Set problem —
Find every line containing the word "document" in the records below; report only how many there are.

Exercise inputs —
________________________

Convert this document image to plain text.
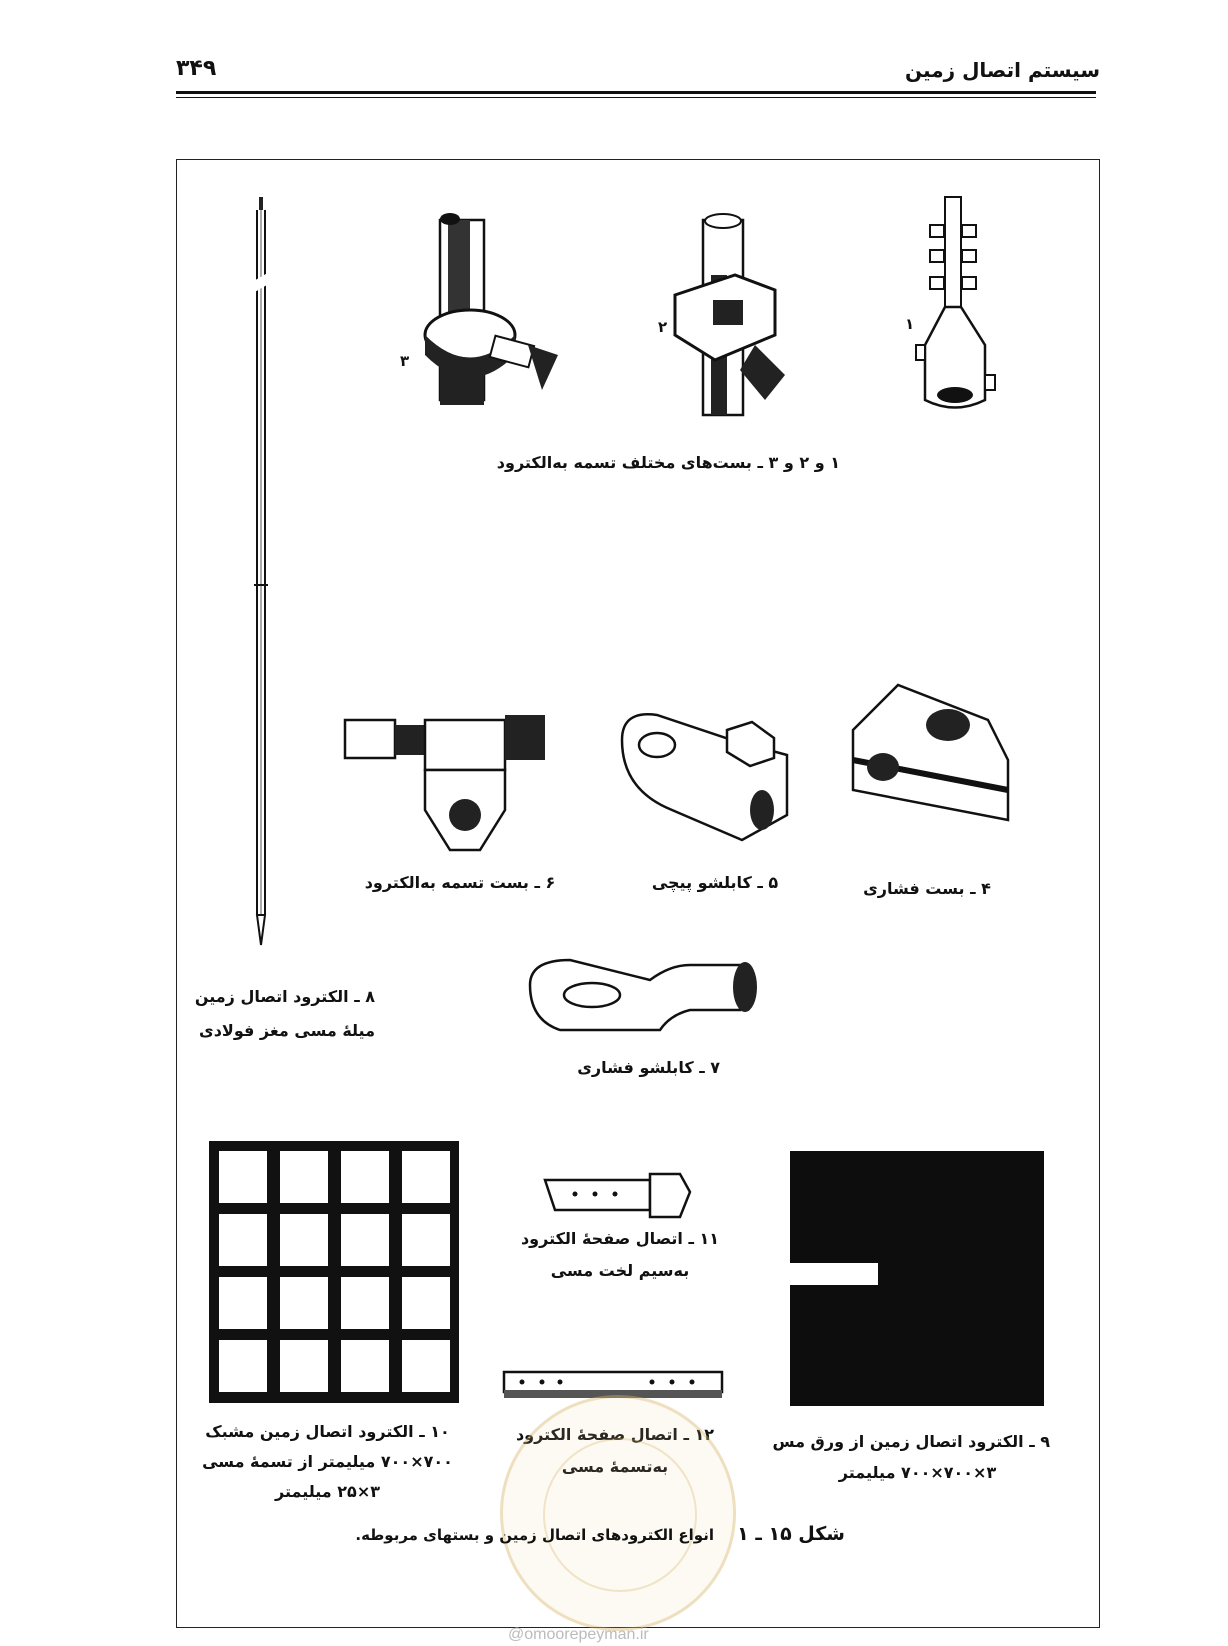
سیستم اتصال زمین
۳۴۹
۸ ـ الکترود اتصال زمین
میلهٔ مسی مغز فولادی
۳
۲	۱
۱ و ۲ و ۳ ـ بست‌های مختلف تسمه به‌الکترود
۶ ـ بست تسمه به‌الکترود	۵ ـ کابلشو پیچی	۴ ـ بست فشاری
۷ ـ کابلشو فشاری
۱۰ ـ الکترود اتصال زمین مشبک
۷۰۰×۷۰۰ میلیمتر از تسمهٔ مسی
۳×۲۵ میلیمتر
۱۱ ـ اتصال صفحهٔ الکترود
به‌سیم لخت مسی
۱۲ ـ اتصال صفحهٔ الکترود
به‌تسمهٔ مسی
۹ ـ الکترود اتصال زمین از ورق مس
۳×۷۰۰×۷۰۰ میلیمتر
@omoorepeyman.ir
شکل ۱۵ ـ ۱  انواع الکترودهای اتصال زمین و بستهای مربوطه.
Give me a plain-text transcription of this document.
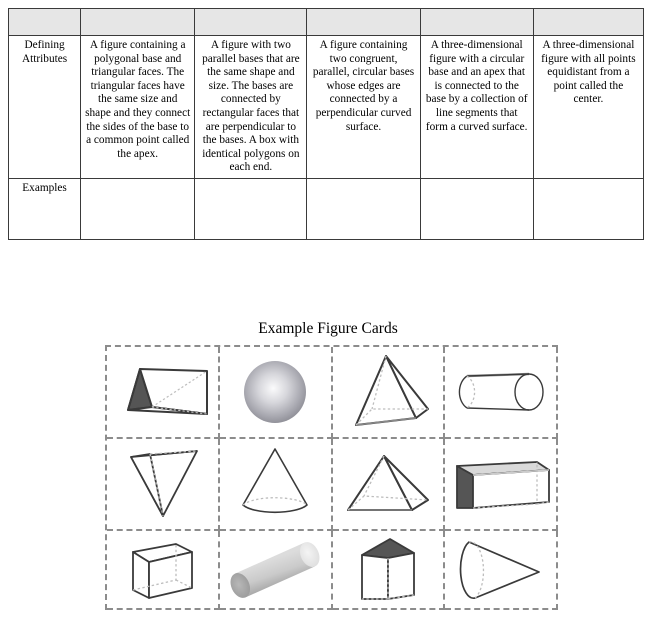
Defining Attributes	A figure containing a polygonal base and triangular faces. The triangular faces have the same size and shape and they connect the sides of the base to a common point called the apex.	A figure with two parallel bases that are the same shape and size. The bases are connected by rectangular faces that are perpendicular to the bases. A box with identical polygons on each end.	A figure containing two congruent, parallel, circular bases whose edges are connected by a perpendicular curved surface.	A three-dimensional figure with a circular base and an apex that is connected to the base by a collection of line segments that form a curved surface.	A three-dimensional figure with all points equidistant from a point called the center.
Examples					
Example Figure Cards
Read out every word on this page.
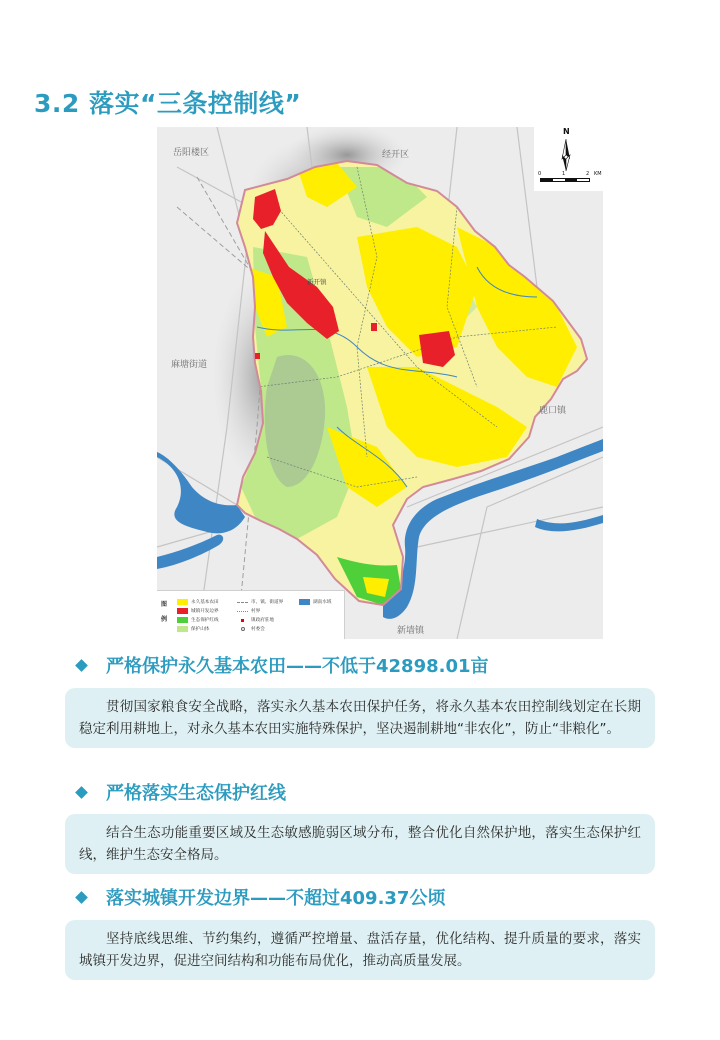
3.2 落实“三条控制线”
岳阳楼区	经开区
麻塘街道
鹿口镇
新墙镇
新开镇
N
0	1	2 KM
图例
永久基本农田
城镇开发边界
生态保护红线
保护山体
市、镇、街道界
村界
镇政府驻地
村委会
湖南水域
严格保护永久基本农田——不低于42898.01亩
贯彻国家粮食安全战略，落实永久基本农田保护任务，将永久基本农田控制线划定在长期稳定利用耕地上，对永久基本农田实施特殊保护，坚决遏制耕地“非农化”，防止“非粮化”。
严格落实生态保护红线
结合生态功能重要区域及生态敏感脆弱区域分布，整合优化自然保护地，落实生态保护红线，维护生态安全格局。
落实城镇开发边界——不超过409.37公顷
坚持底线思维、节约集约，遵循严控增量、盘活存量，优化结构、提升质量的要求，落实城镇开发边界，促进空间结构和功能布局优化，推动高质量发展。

________________________

Written solution —
2